Description of the task: Repeat every entry word for word, skipping the pictures.

Dataset listings of figures:
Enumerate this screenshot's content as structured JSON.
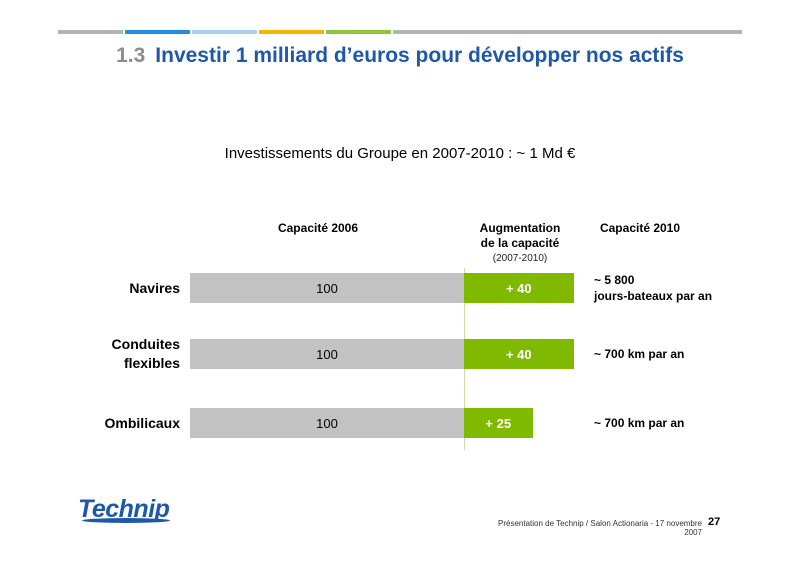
{
  "top_bar_colors": [
    "#b3b3b3",
    "#1f8de0",
    "#a8cfee",
    "#f3b600",
    "#8cc63f",
    "#b3b3b3"
  ],
  "slide_title": {
    "number": "1.3",
    "text": "Investir 1 milliard d’euros pour développer nos actifs"
  },
  "chart_data": {
    "type": "bar",
    "orientation": "horizontal",
    "stacked": true,
    "title": "Investissements du Groupe en 2007-2010 : ~ 1 Md €",
    "column_headers": {
      "base": "Capacité 2006",
      "increase": "Augmentation",
      "increase_line2": "de la capacité",
      "increase_sub": "(2007-2010)",
      "result": "Capacité 2010"
    },
    "categories": [
      "Navires",
      "Conduites flexibles",
      "Ombilicaux"
    ],
    "category_lines": [
      [
        "Navires"
      ],
      [
        "Conduites",
        "flexibles"
      ],
      [
        "Ombilicaux"
      ]
    ],
    "series": [
      {
        "name": "Capacité 2006",
        "values": [
          100,
          100,
          100
        ],
        "labels": [
          "100",
          "100",
          "100"
        ],
        "color": "#c2c2c2"
      },
      {
        "name": "Augmentation de la capacité",
        "values": [
          40,
          40,
          25
        ],
        "labels": [
          "+ 40",
          "+ 40",
          "+ 25"
        ],
        "color": "#7fba00"
      }
    ],
    "result_labels": [
      [
        "~ 5 800",
        "jours-bateaux par an"
      ],
      [
        "~ 700 km par an"
      ],
      [
        "~ 700 km par an"
      ]
    ]
  },
  "logo": {
    "text": "Technip"
  },
  "footer": {
    "text": "Présentation de Technip / Salon Actionaria - 17 novembre 2007",
    "page": "27"
  }
}
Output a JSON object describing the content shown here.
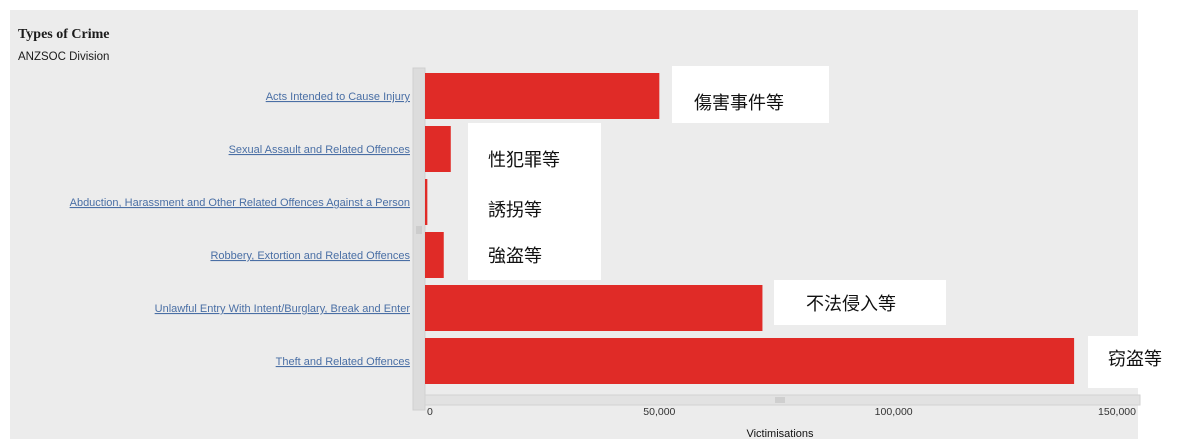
{
  "header": {
    "title": "Types of Crime",
    "subtitle": "ANZSOC Division"
  },
  "chart_data": {
    "type": "bar",
    "orientation": "horizontal",
    "title": "Types of Crime",
    "subtitle": "ANZSOC Division",
    "xlabel": "Victimisations",
    "ylabel": "",
    "xlim": [
      0,
      150000
    ],
    "xticks": [
      0,
      50000,
      100000,
      150000
    ],
    "xtick_labels": [
      "0",
      "50,000",
      "100,000",
      "150,000"
    ],
    "categories": [
      "Acts Intended to Cause Injury",
      "Sexual Assault and Related Offences",
      "Abduction, Harassment and Other Related Offences Against a Person",
      "Robbery, Extortion and Related Offences",
      "Unlawful Entry With Intent/Burglary, Break and Enter",
      "Theft and Related Offences"
    ],
    "values": [
      50000,
      5500,
      500,
      4000,
      72000,
      138500
    ],
    "bar_color": "#e02b27",
    "grid": false,
    "annotations": [
      "傷害事件等",
      "性犯罪等",
      "誘拐等",
      "強盗等",
      "不法侵入等",
      "窃盗等"
    ]
  }
}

Task response:
Enumerate this screenshot's content as structured JSON.
{
  "top_bar_colors": [
    "#b3b3b3",
    "#1f8de0",
    "#a8cfee",
    "#f3b600",
    "#8cc63f",
    "#b3b3b3"
  ],
  "slide_title": {
    "number": "1.3",
    "text": "Investir 1 milliard d’euros pour développer nos actifs"
  },
  "chart_data": {
    "type": "bar",
    "orientation": "horizontal",
    "stacked": true,
    "title": "Investissements du Groupe en 2007-2010 : ~ 1 Md €",
    "column_headers": {
      "base": "Capacité 2006",
      "increase": "Augmentation",
      "increase_line2": "de la capacité",
      "increase_sub": "(2007-2010)",
      "result": "Capacité 2010"
    },
    "categories": [
      "Navires",
      "Conduites flexibles",
      "Ombilicaux"
    ],
    "category_lines": [
      [
        "Navires"
      ],
      [
        "Conduites",
        "flexibles"
      ],
      [
        "Ombilicaux"
      ]
    ],
    "series": [
      {
        "name": "Capacité 2006",
        "values": [
          100,
          100,
          100
        ],
        "labels": [
          "100",
          "100",
          "100"
        ],
        "color": "#c2c2c2"
      },
      {
        "name": "Augmentation de la capacité",
        "values": [
          40,
          40,
          25
        ],
        "labels": [
          "+ 40",
          "+ 40",
          "+ 25"
        ],
        "color": "#7fba00"
      }
    ],
    "result_labels": [
      [
        "~ 5 800",
        "jours-bateaux par an"
      ],
      [
        "~ 700 km par an"
      ],
      [
        "~ 700 km par an"
      ]
    ]
  },
  "logo": {
    "text": "Technip"
  },
  "footer": {
    "text": "Présentation de Technip / Salon Actionaria - 17 novembre 2007",
    "page": "27"
  }
}
Output a JSON object describing the content shown here.
{
  "header": {
    "title": "Types of Crime",
    "subtitle": "ANZSOC Division"
  },
  "chart_data": {
    "type": "bar",
    "orientation": "horizontal",
    "title": "Types of Crime",
    "subtitle": "ANZSOC Division",
    "xlabel": "Victimisations",
    "ylabel": "",
    "xlim": [
      0,
      150000
    ],
    "xticks": [
      0,
      50000,
      100000,
      150000
    ],
    "xtick_labels": [
      "0",
      "50,000",
      "100,000",
      "150,000"
    ],
    "categories": [
      "Acts Intended to Cause Injury",
      "Sexual Assault and Related Offences",
      "Abduction, Harassment and Other Related Offences Against a Person",
      "Robbery, Extortion and Related Offences",
      "Unlawful Entry With Intent/Burglary, Break and Enter",
      "Theft and Related Offences"
    ],
    "values": [
      50000,
      5500,
      500,
      4000,
      72000,
      138500
    ],
    "bar_color": "#e02b27",
    "grid": false,
    "annotations": [
      "傷害事件等",
      "性犯罪等",
      "誘拐等",
      "強盗等",
      "不法侵入等",
      "窃盗等"
    ]
  }
}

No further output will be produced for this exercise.